[Data excerpts]
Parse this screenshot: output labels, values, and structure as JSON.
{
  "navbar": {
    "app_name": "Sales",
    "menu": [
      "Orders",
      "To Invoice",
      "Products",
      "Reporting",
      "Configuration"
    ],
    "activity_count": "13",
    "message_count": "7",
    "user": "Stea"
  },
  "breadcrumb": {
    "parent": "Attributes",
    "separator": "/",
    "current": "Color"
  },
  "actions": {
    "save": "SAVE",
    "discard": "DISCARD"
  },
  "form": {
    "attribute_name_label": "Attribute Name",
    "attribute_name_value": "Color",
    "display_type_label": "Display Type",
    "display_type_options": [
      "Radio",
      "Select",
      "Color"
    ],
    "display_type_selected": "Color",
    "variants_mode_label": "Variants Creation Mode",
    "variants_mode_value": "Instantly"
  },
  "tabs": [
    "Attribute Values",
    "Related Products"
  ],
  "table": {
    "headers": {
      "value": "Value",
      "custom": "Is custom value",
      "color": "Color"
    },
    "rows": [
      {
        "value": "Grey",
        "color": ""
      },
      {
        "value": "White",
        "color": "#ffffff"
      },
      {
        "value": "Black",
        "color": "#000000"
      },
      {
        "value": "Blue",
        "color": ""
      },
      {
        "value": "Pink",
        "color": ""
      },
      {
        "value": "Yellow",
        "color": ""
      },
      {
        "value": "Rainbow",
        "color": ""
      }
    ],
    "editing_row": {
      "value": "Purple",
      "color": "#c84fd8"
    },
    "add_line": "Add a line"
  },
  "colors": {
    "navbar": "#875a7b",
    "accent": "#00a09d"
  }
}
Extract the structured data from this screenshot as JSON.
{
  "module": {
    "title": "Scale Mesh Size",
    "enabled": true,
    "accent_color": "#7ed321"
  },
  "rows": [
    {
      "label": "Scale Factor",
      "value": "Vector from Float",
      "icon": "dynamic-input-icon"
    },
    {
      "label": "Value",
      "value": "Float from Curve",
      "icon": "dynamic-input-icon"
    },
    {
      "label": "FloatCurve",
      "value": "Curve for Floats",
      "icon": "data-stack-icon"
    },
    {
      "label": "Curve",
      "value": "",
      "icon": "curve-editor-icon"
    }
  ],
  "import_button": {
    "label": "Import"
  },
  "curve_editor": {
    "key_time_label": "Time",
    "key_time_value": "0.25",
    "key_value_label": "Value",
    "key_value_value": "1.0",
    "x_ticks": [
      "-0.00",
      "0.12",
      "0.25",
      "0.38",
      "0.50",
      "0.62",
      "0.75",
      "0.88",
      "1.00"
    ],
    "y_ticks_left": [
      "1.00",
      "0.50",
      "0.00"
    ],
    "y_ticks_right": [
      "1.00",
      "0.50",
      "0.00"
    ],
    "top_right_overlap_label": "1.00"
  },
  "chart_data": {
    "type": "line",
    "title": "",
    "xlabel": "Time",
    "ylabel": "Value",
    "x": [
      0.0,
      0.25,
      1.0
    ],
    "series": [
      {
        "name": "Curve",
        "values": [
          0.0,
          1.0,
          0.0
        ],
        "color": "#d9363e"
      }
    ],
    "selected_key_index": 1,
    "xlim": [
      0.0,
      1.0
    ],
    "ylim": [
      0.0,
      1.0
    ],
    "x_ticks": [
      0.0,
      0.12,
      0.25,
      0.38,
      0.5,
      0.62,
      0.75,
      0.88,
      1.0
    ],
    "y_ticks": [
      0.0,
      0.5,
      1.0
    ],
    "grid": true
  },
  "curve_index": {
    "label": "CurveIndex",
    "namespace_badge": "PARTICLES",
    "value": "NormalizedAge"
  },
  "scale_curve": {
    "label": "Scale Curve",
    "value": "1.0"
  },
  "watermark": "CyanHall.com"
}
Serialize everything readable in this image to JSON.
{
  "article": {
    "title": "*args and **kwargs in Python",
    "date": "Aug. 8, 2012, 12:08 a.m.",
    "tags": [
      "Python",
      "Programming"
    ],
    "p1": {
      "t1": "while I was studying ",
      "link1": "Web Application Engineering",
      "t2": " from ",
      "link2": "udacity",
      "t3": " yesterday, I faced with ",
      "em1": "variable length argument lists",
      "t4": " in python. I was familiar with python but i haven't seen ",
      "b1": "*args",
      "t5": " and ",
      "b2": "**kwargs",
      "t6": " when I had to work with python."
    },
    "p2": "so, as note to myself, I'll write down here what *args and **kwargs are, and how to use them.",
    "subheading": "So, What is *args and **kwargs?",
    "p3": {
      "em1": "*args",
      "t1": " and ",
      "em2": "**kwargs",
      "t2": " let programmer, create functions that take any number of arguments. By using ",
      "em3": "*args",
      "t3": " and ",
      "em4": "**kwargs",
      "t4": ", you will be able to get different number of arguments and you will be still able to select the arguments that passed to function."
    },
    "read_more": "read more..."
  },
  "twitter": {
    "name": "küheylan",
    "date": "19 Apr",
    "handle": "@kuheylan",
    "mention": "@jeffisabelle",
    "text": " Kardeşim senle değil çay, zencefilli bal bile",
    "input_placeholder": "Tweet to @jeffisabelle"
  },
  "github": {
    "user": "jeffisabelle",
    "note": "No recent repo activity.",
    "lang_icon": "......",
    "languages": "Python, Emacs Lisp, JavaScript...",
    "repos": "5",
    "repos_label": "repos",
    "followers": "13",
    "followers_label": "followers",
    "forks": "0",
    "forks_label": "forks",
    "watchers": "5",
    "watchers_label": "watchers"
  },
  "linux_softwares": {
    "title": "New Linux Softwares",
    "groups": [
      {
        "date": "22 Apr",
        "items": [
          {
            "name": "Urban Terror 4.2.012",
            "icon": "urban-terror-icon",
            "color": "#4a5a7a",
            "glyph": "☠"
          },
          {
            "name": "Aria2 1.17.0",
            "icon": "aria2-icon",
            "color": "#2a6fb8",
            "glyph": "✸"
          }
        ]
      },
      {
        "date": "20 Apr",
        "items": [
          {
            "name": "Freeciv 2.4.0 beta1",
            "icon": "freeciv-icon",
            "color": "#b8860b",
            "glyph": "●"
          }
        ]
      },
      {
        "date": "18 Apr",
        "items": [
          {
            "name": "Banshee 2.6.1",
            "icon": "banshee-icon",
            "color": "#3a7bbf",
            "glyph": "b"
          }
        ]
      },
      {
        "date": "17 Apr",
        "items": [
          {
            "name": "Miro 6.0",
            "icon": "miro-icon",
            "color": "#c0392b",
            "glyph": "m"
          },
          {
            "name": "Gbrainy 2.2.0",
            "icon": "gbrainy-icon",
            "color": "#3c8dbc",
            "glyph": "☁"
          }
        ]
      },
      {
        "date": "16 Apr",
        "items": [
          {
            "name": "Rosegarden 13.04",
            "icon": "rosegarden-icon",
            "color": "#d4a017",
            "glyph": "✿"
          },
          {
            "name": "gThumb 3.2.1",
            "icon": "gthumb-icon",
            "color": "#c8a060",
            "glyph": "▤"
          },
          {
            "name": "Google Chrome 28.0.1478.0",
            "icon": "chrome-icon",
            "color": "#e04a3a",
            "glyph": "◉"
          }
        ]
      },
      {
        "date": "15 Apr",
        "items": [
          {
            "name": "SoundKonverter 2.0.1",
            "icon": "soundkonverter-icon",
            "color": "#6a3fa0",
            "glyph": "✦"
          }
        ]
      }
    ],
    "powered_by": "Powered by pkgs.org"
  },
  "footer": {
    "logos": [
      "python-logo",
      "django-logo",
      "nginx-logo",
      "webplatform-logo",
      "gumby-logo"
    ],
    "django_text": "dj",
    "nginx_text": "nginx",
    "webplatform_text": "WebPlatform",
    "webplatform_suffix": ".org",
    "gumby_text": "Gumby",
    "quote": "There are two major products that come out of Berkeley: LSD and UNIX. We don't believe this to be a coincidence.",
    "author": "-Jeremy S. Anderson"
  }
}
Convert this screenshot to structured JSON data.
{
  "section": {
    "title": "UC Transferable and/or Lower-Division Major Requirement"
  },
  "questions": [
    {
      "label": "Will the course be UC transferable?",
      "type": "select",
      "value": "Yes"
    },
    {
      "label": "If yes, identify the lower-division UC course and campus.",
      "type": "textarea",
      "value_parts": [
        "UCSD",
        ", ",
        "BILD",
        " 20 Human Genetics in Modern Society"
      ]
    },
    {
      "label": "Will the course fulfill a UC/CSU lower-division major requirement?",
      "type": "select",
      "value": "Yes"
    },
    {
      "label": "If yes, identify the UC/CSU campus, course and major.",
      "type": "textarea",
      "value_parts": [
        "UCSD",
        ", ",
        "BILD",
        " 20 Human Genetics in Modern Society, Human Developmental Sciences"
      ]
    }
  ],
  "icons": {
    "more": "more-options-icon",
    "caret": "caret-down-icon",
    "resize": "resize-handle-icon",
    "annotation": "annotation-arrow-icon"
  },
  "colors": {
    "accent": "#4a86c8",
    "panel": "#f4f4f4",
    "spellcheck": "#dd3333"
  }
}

-- EXERCISE BRIEF --
Check each line of the listing above for the string "jeffisabelle", then report only how many lines have it.

-- FINAL RESULT --
3